* _TASK BRIEF_:
Wherever the word "color" appears in the entries, copy the whole line.

* _MATERIAL PROVIDED_:
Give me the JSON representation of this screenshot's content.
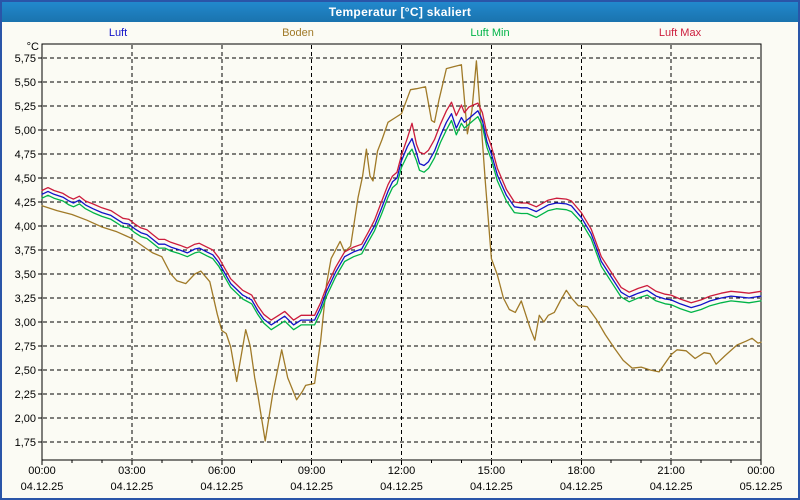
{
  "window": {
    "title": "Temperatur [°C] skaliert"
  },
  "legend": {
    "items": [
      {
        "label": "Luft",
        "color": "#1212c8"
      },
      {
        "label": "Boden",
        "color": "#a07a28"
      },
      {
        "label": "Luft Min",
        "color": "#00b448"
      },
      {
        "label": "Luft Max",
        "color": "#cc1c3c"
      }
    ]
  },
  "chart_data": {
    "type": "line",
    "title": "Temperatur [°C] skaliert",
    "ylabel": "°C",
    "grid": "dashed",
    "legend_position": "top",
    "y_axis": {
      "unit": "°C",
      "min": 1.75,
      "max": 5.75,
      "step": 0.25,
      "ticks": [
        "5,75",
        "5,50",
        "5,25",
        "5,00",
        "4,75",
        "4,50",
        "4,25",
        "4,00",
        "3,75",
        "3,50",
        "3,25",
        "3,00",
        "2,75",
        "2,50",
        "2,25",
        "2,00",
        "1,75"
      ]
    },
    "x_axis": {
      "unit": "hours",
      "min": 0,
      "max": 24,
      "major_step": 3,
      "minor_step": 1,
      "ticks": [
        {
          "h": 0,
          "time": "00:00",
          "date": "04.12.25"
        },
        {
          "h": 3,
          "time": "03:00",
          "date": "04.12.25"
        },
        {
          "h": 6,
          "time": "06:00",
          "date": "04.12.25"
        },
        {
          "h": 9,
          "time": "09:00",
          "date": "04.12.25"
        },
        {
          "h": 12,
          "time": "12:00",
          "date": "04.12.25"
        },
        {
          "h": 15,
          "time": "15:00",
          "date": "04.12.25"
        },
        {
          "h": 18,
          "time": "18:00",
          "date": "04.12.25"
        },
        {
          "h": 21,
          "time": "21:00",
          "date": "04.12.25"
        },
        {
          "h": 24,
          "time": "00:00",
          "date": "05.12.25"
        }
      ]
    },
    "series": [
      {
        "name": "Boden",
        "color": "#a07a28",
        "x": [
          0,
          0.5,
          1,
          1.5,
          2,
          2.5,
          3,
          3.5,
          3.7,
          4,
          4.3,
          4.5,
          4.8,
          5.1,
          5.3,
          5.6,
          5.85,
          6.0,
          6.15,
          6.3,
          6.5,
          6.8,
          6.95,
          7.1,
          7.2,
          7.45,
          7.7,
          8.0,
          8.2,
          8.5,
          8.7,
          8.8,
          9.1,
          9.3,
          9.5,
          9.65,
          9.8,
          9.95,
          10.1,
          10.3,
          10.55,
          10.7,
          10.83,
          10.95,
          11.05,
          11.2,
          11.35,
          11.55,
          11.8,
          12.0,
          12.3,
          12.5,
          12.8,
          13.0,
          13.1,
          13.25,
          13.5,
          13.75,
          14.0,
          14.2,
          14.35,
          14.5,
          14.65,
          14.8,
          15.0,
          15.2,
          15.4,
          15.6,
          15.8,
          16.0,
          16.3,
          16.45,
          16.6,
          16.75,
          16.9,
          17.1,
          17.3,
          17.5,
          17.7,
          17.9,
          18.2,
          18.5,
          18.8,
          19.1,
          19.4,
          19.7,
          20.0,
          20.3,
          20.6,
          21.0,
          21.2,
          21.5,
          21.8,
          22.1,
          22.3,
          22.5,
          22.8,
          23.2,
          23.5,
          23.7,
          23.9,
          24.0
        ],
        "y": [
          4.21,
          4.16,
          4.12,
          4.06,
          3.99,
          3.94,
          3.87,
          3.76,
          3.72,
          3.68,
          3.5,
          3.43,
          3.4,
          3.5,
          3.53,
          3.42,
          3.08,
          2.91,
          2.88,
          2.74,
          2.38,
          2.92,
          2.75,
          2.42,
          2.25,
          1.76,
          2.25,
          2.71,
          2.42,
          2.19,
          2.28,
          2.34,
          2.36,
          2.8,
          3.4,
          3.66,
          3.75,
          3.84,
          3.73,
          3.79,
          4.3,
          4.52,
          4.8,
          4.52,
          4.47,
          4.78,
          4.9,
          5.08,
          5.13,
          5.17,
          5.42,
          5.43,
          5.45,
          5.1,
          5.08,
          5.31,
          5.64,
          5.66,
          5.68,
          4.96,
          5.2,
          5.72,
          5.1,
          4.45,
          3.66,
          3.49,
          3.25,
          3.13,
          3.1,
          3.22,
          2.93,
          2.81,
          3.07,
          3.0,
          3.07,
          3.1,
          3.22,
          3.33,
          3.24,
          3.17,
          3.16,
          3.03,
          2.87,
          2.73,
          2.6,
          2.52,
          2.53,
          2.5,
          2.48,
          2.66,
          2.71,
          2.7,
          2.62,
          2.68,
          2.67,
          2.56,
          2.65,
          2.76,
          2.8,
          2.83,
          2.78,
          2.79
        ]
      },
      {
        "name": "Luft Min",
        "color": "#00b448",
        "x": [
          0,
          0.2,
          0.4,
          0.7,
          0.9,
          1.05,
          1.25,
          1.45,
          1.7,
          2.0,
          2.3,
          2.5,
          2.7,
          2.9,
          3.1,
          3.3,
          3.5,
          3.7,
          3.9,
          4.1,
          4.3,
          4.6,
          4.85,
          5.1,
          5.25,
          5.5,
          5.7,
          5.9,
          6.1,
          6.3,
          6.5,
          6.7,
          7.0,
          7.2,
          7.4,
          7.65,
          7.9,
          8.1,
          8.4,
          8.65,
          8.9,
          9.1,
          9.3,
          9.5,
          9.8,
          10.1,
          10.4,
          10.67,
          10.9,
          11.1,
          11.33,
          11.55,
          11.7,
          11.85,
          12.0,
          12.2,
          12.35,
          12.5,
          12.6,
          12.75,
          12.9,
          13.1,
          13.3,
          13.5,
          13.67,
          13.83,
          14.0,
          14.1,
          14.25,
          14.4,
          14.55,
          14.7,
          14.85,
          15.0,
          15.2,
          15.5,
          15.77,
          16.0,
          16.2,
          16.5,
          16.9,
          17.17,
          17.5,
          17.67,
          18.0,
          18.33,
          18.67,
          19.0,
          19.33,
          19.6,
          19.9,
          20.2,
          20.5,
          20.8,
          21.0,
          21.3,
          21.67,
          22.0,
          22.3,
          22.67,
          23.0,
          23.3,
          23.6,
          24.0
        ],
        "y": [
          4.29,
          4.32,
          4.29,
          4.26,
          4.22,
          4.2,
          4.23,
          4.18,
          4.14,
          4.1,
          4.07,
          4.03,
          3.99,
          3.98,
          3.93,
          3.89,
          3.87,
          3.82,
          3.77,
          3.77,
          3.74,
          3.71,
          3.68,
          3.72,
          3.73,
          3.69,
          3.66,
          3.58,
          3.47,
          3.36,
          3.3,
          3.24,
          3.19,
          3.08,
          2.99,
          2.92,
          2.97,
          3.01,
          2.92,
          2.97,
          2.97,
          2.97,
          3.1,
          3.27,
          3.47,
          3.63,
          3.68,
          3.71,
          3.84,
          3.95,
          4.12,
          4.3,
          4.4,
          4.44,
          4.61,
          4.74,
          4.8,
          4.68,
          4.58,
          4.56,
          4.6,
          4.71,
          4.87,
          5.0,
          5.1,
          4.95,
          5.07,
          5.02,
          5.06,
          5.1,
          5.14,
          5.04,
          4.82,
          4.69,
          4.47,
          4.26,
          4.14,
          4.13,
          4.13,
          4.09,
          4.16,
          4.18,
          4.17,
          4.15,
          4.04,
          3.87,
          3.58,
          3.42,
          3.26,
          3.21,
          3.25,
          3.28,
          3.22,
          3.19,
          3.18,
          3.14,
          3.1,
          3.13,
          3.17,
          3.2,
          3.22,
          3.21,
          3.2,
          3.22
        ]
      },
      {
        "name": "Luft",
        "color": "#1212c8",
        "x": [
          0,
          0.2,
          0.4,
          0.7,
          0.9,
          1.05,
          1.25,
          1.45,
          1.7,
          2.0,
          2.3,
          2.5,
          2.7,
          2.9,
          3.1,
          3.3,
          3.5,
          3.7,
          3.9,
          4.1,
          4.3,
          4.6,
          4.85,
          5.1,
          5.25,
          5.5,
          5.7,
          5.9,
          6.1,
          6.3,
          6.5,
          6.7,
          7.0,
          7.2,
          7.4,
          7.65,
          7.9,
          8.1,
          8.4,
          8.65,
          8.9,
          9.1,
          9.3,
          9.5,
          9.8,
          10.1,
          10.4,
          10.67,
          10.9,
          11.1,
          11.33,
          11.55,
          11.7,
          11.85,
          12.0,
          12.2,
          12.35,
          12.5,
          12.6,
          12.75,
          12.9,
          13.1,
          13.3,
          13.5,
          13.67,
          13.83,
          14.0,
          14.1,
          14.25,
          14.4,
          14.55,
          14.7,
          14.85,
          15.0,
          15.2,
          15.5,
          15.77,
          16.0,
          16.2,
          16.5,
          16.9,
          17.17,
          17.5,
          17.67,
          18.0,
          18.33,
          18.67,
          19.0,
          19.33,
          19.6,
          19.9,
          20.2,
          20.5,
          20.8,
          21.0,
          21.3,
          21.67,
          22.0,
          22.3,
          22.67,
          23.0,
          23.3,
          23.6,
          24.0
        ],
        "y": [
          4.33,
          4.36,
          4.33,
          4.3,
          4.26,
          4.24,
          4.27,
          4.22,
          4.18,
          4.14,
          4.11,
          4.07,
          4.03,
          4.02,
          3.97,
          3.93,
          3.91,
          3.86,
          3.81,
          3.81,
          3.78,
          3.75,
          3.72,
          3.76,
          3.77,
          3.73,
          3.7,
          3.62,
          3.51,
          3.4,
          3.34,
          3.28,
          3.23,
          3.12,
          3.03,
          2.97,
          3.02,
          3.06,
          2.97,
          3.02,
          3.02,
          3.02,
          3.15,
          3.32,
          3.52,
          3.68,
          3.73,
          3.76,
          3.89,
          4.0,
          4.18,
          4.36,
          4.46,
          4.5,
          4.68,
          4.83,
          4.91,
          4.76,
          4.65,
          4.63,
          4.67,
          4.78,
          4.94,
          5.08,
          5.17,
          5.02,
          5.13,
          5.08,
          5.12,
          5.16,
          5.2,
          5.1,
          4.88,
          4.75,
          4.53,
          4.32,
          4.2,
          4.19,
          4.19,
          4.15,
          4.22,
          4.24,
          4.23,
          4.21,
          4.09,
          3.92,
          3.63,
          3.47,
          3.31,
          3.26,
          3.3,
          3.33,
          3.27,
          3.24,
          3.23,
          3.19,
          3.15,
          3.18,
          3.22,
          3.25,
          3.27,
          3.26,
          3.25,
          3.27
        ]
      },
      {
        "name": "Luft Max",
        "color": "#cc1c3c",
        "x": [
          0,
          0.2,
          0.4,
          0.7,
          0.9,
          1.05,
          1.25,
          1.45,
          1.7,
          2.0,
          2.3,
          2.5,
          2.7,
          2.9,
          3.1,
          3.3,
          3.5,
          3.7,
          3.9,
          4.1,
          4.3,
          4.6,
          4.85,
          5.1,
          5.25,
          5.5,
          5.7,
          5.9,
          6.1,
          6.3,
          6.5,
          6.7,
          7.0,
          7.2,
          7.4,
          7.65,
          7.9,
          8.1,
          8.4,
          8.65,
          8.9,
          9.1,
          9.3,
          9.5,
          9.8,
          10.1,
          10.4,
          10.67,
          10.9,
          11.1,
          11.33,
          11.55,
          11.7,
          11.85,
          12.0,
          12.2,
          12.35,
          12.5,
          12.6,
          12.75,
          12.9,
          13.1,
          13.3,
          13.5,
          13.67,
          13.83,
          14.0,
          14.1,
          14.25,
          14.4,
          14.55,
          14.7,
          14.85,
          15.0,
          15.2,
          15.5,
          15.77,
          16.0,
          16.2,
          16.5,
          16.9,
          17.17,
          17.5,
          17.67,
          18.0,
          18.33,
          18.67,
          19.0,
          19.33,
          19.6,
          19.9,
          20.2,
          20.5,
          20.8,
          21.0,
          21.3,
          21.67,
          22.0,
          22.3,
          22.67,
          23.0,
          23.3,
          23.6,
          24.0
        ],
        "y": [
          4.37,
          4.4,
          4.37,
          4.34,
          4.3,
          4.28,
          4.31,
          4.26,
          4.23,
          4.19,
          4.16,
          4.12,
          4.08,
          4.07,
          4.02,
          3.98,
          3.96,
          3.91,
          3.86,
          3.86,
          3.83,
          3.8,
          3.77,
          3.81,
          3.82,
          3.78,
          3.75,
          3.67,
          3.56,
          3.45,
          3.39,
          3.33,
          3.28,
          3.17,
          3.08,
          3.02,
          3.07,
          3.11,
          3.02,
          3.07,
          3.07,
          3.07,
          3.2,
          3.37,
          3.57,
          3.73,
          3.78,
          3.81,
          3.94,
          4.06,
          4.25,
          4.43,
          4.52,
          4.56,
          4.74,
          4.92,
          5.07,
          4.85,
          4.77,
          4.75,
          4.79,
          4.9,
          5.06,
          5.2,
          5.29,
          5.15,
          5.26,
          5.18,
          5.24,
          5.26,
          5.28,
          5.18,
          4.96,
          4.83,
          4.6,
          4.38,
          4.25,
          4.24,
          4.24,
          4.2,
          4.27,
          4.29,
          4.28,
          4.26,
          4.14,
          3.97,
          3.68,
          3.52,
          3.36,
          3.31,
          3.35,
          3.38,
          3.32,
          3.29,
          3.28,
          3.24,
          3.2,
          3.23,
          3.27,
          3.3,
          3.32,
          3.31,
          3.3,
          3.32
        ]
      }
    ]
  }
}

==

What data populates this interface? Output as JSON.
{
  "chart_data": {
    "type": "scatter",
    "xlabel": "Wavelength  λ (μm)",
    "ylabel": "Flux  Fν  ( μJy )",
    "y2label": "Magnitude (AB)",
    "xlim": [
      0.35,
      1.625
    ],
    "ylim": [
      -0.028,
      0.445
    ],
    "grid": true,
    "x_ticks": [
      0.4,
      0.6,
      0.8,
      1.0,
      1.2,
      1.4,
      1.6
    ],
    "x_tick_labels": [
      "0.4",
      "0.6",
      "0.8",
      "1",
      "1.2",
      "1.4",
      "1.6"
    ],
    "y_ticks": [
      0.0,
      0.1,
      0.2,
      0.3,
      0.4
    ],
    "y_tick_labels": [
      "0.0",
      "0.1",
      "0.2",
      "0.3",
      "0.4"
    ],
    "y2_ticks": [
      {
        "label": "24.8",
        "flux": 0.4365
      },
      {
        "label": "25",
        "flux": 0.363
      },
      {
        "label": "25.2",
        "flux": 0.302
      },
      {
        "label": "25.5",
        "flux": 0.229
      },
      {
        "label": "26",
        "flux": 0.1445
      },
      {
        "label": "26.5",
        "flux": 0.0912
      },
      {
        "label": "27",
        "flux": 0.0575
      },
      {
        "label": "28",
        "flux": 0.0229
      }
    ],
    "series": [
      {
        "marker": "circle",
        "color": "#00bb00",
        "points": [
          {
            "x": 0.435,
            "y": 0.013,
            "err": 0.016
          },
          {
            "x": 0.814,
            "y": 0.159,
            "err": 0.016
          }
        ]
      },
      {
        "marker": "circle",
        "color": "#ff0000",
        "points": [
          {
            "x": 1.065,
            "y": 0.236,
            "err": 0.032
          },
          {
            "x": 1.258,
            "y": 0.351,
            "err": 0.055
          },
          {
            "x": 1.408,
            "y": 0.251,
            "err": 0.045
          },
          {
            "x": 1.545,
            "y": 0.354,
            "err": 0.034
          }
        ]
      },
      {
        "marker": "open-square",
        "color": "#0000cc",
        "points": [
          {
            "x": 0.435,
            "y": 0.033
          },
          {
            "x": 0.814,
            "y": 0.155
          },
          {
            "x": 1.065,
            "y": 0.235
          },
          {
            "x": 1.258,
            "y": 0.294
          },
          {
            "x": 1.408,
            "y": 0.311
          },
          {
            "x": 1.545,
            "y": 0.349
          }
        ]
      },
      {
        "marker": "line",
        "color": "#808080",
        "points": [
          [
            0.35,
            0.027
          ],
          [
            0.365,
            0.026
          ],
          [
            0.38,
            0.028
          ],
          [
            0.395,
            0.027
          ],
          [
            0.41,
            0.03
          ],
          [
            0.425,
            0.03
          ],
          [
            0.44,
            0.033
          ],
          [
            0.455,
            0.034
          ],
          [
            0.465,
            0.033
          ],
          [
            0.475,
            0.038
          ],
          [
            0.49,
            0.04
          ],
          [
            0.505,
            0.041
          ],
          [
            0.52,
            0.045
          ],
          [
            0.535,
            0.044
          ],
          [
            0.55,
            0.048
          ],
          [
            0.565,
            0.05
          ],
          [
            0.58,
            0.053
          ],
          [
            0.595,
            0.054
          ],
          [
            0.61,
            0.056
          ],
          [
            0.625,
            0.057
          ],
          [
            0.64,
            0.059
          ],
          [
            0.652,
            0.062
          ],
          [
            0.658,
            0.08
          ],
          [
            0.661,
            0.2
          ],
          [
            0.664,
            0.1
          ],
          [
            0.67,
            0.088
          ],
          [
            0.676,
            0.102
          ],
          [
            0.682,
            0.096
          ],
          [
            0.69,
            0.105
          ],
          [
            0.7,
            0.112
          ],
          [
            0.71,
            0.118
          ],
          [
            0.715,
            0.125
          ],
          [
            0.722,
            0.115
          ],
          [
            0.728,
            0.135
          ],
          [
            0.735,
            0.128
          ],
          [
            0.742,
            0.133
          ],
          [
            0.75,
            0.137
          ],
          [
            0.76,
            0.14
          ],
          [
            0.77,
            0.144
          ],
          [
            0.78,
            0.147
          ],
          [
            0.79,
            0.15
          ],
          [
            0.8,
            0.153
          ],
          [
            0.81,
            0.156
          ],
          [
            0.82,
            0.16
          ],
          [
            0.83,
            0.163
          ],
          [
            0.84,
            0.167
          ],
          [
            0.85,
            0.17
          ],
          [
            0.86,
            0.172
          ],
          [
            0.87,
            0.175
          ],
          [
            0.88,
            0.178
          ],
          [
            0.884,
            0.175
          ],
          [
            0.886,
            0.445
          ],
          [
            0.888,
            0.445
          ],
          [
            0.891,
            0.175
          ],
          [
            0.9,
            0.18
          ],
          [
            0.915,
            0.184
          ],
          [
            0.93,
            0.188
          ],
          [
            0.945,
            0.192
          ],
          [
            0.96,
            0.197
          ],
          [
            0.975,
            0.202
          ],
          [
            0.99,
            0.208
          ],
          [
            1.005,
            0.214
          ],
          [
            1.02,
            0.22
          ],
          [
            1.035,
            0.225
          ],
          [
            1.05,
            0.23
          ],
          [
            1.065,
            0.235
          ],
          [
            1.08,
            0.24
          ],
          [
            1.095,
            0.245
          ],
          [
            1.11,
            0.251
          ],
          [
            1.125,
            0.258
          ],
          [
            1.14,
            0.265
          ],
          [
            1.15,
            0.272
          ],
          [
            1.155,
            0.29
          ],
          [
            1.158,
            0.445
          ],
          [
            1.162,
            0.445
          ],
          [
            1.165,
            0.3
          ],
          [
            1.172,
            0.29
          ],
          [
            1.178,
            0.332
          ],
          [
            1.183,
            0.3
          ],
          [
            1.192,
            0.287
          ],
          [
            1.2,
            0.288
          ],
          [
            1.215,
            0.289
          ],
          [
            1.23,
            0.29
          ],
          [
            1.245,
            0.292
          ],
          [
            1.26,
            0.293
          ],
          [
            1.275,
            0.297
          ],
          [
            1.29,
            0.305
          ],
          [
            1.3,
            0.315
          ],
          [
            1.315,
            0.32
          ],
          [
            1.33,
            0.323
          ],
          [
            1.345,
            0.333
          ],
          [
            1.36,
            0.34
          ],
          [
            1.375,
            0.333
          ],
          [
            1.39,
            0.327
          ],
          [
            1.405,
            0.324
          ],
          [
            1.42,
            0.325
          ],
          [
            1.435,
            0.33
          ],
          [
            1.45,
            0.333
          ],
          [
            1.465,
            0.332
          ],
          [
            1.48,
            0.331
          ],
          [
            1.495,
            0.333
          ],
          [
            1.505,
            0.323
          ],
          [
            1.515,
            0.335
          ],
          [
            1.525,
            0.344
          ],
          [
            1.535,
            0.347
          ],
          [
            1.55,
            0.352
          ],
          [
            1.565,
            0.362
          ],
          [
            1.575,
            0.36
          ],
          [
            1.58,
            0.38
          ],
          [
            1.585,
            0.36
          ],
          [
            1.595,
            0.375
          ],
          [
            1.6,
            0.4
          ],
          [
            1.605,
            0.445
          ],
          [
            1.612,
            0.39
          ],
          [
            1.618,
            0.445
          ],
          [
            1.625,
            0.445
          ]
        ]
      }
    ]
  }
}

* _THE RESPONSE_:
        "color": "#1212c8"
        "color": "#a07a28"
        "color": "#00b448"
        "color": "#cc1c3c"
        "color": "#a07a28",
        "color": "#00b448",
        "color": "#1212c8",
        "color": "#cc1c3c",
        "color": "#00bb00",
        "color": "#ff0000",
        "color": "#0000cc",
        "color": "#808080",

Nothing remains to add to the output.